● Task description: Count each line below that has "data" anywhere in it. Answer with the total alone.

● Given records:
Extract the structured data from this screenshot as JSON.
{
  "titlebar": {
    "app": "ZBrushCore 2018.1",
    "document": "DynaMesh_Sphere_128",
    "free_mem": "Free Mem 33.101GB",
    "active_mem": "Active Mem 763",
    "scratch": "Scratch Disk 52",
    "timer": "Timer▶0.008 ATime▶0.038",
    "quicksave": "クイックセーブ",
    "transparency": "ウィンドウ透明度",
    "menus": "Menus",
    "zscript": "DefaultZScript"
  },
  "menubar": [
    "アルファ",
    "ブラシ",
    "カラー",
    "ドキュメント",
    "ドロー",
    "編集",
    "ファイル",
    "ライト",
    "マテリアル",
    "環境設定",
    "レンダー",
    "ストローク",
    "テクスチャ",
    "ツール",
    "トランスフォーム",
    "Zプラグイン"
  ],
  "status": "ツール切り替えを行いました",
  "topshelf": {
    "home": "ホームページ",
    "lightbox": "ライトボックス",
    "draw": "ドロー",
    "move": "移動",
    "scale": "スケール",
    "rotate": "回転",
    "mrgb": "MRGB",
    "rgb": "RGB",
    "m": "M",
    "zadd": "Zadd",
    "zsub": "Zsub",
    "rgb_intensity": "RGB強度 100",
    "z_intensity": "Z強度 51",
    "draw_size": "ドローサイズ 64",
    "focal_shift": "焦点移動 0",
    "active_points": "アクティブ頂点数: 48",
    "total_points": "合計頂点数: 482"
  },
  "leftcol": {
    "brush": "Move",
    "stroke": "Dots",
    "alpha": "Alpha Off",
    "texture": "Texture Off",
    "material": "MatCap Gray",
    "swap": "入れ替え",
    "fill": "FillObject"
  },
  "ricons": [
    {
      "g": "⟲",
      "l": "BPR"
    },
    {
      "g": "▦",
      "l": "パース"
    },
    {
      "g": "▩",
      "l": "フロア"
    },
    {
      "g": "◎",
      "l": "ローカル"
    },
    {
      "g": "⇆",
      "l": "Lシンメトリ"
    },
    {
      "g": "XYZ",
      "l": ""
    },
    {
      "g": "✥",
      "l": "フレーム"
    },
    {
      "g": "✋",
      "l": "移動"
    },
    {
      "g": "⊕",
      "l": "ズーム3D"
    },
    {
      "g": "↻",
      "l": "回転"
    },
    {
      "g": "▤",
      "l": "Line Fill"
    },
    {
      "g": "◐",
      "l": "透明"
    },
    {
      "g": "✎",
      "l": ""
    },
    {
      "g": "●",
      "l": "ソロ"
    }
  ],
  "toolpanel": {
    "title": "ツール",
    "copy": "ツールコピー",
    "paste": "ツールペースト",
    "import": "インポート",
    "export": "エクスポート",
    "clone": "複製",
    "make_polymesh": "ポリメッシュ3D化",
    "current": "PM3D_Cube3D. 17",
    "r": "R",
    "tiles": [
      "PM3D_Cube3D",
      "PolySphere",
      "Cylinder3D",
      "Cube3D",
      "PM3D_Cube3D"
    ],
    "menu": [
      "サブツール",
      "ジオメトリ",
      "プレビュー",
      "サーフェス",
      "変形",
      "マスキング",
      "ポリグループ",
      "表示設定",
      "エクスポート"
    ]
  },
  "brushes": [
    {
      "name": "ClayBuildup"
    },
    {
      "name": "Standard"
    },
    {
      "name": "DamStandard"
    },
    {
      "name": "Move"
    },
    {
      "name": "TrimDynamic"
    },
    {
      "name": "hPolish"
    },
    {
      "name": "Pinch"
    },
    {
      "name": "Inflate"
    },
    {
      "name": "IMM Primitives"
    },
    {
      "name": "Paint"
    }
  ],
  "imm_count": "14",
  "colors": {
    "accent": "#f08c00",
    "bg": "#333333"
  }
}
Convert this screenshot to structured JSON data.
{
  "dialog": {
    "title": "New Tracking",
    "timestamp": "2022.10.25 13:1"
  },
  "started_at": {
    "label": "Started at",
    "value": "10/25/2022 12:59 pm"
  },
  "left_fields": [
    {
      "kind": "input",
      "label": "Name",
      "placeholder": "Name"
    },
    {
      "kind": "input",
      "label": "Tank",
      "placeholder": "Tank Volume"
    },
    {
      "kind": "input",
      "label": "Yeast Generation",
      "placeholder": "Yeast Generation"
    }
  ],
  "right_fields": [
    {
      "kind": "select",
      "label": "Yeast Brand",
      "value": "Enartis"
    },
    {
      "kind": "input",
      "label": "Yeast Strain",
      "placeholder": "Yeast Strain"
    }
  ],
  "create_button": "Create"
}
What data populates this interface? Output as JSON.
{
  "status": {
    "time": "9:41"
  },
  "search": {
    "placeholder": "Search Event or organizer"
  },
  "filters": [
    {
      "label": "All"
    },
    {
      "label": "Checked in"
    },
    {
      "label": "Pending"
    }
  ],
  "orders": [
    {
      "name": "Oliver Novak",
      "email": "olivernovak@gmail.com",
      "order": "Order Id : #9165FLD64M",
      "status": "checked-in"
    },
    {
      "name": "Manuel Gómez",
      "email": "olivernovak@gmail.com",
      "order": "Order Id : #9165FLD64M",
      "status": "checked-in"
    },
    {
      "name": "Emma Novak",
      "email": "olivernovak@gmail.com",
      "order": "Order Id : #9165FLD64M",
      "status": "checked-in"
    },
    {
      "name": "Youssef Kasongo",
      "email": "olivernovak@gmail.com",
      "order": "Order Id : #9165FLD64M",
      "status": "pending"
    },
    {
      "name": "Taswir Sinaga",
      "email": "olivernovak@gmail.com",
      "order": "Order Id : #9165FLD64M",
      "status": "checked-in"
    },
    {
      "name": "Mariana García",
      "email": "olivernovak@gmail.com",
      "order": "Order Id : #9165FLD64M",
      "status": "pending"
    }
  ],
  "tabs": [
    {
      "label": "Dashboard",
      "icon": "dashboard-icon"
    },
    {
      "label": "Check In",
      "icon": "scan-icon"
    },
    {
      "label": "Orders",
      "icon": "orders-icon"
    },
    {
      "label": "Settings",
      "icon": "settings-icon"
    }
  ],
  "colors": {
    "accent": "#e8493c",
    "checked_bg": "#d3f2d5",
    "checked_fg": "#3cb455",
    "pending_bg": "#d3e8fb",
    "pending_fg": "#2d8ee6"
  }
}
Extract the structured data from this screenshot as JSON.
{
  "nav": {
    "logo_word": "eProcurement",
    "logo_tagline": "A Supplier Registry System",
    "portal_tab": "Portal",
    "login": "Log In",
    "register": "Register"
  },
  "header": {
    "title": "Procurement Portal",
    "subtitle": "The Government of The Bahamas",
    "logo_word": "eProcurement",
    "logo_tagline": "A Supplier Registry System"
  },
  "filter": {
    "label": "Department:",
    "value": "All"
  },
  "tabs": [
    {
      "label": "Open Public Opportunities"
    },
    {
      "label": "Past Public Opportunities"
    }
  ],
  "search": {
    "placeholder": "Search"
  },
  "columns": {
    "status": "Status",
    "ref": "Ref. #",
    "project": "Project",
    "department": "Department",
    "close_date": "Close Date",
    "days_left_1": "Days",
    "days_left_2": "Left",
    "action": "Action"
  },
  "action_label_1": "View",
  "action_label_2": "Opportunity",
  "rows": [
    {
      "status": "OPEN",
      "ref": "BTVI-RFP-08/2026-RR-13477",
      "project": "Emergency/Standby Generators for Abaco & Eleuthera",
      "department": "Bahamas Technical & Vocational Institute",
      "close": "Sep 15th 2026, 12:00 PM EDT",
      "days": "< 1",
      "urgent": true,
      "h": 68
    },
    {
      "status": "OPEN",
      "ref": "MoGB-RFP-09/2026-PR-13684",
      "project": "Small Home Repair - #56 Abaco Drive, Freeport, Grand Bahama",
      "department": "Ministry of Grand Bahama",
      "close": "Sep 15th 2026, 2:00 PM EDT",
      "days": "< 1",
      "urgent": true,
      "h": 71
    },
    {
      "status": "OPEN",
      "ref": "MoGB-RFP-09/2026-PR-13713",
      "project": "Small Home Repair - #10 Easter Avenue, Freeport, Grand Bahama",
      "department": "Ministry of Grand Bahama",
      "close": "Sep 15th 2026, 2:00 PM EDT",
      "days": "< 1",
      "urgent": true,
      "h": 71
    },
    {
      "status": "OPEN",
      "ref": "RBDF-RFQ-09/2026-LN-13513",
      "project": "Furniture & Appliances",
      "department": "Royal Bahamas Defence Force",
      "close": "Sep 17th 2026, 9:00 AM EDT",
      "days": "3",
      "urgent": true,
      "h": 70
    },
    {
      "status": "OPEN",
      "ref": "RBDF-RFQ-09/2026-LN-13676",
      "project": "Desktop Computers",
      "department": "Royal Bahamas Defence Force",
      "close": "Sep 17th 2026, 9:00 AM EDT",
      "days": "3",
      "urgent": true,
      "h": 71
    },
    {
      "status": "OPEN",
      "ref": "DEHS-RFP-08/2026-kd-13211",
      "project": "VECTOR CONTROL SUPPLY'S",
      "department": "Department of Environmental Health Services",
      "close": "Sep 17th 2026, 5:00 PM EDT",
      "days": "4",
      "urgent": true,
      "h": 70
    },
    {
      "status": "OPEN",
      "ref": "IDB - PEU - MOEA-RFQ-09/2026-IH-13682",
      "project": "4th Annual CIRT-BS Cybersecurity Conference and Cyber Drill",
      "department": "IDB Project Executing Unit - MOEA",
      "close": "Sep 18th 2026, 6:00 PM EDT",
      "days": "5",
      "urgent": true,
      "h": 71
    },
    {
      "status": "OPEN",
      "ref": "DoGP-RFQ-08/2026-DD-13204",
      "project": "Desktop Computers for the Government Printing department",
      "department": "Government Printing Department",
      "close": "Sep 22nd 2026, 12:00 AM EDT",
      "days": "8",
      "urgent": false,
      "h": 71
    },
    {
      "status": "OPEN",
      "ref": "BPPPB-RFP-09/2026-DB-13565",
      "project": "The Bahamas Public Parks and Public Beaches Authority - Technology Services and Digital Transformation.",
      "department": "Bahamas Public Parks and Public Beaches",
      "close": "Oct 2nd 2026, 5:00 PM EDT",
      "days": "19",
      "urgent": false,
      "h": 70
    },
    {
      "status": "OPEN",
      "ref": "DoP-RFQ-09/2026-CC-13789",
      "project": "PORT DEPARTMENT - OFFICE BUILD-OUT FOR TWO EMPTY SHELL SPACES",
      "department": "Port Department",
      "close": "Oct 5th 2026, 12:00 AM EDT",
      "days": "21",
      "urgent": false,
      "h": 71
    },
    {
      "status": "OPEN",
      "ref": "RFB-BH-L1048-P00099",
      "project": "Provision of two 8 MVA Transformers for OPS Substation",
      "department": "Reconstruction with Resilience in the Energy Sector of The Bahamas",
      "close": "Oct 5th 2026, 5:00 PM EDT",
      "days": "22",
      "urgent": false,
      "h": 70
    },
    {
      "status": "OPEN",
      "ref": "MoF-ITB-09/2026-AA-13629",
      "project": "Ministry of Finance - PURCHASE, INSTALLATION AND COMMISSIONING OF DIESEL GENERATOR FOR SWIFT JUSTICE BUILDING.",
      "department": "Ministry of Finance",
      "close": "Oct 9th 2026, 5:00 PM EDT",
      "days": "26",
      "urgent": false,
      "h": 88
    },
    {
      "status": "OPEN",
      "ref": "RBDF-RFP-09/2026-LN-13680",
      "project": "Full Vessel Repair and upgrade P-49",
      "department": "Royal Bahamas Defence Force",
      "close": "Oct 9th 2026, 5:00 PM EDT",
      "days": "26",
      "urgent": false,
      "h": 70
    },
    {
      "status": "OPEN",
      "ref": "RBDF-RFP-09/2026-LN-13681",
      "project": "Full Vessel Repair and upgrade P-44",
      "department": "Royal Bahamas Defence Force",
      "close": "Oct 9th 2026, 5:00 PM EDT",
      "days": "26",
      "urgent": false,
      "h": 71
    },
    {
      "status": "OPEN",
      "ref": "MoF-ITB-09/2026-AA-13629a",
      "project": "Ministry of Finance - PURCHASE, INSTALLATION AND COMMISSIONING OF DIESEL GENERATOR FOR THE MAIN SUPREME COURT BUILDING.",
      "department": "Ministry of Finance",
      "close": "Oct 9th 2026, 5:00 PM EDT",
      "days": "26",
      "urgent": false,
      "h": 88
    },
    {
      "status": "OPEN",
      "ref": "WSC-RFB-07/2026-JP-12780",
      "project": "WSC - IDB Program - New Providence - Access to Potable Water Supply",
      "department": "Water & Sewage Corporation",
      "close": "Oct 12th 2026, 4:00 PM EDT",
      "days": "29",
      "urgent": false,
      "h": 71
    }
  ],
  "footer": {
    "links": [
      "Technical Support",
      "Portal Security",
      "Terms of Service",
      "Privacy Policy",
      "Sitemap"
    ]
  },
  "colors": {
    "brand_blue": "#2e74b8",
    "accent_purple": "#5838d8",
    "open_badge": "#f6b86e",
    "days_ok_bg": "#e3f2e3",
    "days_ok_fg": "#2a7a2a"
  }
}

● The completed task: 4